Exercise description:
Find how many lines in the data below include the word "baseline", then write only that number.

Task input:

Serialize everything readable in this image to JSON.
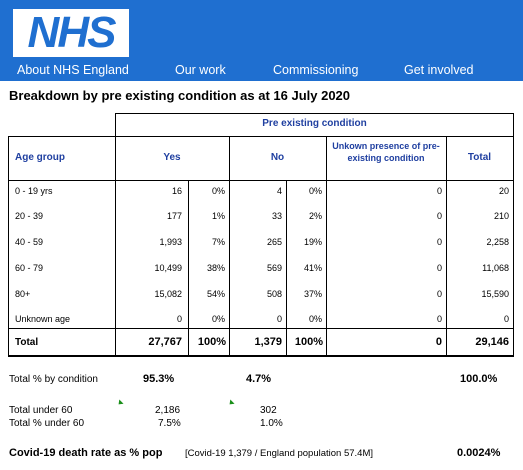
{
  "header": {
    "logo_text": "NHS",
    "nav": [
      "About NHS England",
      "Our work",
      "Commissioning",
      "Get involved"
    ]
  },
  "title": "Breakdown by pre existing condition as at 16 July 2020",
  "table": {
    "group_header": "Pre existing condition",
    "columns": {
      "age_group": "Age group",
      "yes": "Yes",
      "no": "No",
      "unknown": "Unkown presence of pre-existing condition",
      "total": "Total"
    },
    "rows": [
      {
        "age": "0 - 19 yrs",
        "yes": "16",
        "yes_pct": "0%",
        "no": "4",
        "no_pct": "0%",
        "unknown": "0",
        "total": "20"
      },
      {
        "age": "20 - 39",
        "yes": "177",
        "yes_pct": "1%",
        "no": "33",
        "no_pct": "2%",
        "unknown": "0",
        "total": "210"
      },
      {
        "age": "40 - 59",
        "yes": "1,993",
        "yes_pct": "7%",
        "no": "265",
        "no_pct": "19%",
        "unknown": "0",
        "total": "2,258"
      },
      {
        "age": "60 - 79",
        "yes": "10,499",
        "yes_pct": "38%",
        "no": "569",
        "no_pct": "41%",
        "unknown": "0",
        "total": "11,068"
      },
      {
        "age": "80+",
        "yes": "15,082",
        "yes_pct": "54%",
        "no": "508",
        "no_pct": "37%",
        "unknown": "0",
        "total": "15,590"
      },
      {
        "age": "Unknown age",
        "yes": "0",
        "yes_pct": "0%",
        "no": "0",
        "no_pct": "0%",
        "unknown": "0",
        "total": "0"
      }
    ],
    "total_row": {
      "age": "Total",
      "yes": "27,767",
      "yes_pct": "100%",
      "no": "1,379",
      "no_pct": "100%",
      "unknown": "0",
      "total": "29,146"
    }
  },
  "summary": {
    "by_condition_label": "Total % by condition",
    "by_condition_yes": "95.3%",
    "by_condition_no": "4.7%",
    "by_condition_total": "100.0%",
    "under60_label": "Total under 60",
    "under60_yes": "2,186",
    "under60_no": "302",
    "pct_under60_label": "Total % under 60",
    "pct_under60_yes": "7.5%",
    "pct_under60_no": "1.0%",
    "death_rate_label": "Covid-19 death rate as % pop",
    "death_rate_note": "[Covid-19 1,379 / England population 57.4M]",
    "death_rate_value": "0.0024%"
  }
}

---

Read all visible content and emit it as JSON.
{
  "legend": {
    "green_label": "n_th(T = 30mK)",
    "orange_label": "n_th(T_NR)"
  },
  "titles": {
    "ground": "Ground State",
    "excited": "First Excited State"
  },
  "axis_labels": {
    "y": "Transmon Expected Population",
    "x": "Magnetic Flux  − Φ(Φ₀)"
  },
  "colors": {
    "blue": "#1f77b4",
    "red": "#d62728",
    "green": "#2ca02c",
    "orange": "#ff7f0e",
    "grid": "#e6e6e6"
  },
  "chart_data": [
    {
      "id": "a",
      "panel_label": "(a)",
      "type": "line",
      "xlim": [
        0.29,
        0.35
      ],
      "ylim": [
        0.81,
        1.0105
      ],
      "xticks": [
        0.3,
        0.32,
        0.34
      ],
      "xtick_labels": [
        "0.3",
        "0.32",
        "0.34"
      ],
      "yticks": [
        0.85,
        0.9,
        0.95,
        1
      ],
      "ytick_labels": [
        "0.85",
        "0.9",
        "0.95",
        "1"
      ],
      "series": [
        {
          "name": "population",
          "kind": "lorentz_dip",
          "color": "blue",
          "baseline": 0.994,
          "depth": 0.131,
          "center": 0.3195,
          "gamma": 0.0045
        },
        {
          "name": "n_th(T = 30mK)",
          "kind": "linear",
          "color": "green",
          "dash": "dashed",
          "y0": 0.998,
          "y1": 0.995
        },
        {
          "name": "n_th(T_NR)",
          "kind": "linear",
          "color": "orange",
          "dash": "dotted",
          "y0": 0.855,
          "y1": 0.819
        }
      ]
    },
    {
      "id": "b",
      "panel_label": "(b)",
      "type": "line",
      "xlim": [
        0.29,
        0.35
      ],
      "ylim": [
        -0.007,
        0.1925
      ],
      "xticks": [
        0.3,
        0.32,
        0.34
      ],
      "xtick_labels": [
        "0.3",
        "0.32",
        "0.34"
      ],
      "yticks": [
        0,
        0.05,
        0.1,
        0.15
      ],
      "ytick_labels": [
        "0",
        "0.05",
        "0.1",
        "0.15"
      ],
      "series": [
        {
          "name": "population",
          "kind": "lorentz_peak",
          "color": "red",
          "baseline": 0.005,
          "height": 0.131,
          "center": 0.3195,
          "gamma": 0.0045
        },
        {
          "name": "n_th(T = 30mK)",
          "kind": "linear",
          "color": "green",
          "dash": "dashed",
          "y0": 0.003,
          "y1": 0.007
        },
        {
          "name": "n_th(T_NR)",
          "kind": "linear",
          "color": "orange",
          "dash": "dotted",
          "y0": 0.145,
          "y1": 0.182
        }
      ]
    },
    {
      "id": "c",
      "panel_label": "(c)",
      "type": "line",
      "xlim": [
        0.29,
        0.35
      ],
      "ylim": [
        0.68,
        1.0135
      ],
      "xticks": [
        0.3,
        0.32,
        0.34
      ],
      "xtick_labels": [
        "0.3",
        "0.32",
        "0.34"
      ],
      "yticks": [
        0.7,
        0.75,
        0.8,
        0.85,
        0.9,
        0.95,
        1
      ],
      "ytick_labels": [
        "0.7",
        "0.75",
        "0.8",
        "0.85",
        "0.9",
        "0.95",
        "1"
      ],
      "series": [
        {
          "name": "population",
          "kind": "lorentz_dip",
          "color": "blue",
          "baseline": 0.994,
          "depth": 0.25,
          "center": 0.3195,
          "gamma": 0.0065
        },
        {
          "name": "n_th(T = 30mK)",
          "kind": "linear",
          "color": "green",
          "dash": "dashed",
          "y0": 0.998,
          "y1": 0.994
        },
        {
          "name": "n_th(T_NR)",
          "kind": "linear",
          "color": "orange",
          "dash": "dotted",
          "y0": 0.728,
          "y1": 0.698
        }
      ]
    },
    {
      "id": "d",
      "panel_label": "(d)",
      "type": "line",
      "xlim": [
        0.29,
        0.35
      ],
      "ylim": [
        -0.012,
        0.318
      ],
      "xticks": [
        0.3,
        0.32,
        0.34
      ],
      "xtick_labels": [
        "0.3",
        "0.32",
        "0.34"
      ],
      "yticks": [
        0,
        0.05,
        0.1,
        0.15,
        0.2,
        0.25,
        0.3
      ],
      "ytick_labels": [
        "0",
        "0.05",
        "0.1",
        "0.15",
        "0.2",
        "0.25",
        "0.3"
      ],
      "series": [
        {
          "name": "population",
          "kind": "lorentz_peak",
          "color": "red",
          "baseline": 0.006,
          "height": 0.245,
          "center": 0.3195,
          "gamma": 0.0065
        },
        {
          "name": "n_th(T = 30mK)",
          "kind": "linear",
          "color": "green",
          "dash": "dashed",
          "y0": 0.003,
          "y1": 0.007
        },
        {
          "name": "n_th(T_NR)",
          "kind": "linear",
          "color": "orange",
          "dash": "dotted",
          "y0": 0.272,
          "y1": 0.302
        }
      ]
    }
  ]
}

The solution:
4